__Exercise brief__: Answer with one number: how many lines have "Creek".

__Structured figure records__:
====
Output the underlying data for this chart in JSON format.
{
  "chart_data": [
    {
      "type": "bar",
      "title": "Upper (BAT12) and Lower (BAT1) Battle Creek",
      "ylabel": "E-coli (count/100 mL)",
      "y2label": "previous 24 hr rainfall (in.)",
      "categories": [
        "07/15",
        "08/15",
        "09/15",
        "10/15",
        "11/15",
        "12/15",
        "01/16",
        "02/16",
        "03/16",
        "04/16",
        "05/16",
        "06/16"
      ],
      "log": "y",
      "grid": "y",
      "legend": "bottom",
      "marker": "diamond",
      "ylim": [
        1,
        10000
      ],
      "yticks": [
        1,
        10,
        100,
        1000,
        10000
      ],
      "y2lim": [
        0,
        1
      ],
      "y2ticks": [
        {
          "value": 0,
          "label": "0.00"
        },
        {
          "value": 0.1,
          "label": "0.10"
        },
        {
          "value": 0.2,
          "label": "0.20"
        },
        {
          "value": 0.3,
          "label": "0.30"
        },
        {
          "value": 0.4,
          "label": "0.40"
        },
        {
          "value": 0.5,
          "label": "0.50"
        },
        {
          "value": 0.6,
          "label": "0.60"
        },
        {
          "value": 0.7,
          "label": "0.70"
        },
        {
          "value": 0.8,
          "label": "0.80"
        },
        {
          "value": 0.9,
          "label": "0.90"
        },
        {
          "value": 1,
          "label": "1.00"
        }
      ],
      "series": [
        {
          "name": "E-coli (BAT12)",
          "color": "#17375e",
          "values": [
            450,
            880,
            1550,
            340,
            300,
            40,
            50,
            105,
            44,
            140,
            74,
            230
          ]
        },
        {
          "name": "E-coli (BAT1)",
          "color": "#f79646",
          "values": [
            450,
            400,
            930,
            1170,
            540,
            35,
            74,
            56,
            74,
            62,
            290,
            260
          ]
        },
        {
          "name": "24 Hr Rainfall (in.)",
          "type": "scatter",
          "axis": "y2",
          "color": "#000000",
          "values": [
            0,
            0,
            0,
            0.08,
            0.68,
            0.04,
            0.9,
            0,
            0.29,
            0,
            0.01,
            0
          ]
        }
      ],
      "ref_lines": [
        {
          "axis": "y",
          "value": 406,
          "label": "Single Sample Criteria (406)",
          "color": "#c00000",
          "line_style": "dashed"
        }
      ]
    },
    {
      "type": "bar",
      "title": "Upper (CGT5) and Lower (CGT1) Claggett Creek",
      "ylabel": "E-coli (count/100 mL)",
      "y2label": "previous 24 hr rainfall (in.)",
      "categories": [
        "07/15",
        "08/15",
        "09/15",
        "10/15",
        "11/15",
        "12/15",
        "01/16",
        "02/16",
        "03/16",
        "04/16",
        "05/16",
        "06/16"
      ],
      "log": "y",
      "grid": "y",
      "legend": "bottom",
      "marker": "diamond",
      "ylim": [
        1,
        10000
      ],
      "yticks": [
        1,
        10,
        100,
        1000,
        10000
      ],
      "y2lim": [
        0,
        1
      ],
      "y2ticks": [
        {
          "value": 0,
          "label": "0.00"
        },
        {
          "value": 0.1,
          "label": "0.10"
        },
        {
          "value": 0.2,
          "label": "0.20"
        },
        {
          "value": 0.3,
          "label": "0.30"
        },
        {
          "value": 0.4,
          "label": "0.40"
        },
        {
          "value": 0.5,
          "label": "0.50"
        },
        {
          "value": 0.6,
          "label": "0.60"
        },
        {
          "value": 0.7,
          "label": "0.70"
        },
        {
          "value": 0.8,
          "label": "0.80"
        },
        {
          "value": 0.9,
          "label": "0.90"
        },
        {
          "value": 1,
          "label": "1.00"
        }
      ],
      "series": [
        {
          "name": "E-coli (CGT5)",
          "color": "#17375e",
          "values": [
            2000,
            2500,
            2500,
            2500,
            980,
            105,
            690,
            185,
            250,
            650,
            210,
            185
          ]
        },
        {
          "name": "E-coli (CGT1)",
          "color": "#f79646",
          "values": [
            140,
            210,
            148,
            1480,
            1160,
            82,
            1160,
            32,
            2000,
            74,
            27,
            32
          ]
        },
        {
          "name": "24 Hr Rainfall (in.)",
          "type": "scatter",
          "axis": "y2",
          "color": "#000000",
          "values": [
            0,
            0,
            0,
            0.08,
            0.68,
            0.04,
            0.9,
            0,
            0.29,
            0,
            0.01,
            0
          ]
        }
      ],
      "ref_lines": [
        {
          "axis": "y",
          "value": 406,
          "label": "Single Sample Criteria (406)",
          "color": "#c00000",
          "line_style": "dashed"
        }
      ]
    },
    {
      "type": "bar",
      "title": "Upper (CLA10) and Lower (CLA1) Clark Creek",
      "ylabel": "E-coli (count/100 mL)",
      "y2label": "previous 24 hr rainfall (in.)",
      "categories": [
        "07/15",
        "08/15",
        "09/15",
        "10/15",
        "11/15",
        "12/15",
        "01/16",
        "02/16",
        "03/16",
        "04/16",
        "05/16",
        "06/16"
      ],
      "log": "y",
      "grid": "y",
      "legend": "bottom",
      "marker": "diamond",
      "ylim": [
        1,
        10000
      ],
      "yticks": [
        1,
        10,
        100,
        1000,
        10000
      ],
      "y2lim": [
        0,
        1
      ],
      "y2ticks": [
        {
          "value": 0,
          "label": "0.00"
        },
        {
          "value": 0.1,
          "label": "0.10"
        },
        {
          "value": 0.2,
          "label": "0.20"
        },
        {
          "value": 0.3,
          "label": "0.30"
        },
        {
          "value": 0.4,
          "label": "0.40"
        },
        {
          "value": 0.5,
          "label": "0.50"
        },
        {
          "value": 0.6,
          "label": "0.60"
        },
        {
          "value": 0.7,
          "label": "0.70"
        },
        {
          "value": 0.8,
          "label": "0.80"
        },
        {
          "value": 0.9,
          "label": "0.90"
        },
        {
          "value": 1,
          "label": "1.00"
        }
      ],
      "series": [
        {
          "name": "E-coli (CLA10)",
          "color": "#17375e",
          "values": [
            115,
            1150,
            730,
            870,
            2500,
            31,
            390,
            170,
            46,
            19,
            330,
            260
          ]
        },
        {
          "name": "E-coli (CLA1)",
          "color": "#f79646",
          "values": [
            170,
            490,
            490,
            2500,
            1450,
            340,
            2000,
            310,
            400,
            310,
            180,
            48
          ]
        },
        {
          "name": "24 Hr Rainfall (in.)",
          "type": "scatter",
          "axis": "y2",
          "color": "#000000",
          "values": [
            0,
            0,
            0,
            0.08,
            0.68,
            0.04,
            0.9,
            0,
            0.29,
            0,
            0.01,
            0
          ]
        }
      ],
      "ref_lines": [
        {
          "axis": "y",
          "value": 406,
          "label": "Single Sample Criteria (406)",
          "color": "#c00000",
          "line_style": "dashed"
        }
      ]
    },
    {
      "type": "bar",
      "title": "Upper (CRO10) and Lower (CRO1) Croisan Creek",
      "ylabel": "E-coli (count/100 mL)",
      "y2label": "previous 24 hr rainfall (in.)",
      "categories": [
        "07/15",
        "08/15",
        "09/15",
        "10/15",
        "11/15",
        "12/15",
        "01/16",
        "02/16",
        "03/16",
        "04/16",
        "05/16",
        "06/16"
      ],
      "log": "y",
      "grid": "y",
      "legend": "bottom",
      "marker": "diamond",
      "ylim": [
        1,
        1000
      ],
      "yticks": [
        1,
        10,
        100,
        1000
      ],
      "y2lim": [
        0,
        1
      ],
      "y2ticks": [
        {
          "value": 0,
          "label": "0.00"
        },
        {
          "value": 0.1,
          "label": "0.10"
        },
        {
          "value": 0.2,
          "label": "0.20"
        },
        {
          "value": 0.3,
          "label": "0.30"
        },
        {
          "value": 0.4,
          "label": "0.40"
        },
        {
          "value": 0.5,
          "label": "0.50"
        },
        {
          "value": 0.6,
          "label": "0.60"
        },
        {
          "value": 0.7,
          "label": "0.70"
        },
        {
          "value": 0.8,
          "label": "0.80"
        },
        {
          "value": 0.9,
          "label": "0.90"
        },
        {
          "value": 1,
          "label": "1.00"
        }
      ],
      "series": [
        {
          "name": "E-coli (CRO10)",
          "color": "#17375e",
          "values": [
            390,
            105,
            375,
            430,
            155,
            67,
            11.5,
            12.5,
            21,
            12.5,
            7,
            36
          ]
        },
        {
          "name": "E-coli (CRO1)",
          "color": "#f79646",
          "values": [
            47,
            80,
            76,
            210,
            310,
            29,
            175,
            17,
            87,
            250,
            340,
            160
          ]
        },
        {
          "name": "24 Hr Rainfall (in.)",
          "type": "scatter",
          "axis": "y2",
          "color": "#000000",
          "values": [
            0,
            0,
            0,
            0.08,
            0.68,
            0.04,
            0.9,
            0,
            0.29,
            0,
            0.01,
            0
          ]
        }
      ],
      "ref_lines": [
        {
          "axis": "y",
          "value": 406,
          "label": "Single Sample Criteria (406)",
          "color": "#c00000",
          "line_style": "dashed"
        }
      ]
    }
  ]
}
====
__Result__: 4